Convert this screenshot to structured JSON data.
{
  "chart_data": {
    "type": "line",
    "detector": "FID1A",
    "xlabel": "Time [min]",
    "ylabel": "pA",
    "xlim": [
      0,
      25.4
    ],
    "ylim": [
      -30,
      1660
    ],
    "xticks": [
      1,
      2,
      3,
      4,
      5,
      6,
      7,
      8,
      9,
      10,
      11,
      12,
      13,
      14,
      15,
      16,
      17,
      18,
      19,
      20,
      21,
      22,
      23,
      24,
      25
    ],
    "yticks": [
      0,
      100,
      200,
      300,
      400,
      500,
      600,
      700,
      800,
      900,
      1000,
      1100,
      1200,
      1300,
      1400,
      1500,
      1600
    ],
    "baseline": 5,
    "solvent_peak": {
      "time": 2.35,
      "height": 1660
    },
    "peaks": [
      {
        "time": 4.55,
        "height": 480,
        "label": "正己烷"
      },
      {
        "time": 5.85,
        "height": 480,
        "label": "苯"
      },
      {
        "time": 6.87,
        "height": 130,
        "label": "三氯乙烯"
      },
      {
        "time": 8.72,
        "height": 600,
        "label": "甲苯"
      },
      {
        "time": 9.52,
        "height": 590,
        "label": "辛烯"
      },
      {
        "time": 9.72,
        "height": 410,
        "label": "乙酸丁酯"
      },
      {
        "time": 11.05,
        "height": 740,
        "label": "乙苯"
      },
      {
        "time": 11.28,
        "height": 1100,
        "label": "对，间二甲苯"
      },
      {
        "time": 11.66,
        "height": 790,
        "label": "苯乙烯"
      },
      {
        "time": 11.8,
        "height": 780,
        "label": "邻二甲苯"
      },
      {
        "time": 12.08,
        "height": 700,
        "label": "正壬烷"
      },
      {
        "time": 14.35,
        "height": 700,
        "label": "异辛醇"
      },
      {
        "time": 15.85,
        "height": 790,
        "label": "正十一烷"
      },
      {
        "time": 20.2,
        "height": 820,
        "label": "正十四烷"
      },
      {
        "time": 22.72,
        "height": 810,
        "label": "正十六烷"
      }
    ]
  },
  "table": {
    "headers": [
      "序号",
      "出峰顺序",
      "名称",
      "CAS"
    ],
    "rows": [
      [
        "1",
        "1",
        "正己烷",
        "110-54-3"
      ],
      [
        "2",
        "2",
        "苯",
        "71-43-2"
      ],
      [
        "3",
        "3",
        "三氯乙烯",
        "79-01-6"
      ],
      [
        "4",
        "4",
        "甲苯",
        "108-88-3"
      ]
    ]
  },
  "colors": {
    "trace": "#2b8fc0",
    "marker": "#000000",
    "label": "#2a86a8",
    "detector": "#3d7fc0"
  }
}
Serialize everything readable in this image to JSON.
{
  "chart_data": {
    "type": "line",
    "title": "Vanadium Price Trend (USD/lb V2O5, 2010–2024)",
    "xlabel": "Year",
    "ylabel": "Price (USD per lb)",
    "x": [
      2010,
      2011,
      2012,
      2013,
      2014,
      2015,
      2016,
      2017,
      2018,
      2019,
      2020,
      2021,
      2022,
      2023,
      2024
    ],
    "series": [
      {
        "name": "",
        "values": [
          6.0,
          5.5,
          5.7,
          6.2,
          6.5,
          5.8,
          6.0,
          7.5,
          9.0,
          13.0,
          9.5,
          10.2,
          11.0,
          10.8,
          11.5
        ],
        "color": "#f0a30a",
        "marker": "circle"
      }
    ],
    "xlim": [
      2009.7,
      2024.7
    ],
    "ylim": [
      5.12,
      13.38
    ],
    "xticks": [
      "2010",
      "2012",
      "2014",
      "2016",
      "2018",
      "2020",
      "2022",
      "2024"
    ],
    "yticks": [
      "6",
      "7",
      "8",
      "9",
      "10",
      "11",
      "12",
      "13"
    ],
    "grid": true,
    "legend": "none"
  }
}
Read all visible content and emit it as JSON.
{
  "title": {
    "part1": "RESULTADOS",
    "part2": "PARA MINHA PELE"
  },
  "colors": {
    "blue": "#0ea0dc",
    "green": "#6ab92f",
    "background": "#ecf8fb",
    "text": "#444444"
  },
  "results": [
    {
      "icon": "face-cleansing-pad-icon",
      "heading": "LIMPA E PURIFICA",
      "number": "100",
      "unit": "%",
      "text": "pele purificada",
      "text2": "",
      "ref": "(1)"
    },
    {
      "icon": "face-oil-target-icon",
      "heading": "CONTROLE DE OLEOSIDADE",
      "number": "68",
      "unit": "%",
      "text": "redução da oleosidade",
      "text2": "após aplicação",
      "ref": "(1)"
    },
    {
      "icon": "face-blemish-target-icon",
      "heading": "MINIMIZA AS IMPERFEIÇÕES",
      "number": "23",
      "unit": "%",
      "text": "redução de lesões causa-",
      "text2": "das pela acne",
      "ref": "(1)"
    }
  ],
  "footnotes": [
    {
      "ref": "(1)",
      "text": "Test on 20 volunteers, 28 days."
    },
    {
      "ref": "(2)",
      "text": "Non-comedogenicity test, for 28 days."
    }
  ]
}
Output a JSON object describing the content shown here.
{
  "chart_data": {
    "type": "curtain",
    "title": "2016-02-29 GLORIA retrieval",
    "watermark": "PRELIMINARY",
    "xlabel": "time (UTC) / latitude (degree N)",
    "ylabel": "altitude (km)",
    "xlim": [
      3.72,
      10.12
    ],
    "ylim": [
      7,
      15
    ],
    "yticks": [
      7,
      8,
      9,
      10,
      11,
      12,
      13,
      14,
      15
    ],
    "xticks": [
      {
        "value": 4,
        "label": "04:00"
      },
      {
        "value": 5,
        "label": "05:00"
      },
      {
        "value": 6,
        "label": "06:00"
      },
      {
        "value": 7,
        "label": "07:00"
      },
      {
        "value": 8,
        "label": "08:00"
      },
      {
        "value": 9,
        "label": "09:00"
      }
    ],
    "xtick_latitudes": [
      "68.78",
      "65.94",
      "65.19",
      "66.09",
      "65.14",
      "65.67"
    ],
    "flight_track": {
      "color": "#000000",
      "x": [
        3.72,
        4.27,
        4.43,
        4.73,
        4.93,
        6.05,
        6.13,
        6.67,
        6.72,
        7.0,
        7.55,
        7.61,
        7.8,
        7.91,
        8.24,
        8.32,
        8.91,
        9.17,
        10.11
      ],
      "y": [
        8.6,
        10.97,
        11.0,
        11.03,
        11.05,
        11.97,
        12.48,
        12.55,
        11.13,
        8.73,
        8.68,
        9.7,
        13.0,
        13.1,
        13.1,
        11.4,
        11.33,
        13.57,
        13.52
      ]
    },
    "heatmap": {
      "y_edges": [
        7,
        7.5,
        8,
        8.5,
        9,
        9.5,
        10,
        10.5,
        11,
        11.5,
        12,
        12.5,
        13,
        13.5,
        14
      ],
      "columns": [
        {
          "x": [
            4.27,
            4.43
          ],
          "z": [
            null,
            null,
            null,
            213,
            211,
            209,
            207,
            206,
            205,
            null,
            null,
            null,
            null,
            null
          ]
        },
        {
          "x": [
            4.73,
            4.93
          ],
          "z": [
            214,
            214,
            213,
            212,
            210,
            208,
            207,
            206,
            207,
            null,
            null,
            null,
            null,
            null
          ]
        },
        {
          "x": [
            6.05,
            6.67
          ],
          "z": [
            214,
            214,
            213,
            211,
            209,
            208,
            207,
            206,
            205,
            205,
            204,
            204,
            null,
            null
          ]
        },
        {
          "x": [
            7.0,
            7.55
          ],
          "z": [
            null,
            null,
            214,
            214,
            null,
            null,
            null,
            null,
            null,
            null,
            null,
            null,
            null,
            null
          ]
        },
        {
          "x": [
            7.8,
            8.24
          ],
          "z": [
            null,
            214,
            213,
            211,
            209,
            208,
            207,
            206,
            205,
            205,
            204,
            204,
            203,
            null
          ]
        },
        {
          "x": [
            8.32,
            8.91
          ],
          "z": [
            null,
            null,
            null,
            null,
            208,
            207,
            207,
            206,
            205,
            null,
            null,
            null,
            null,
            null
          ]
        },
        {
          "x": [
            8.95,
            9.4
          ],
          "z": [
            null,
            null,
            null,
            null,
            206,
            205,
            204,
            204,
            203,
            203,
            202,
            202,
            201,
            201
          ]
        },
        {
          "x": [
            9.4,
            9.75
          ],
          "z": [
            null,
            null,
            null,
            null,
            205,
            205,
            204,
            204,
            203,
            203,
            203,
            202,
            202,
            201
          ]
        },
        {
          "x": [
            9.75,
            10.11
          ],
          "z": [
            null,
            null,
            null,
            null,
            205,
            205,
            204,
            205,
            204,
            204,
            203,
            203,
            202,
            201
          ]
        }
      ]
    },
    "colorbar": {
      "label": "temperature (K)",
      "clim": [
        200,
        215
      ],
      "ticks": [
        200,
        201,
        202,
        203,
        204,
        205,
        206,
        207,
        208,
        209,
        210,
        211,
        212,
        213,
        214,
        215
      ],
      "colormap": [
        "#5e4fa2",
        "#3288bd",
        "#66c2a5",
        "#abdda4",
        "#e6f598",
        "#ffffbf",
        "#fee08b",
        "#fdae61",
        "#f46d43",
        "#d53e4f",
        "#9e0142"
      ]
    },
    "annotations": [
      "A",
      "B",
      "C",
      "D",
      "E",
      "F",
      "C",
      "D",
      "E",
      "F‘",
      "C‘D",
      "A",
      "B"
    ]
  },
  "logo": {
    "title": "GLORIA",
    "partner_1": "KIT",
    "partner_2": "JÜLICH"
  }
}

- [Problem requirements] Look through the records above and report how many lines hold the word "redução", giving only the number.

- [Task answer] 2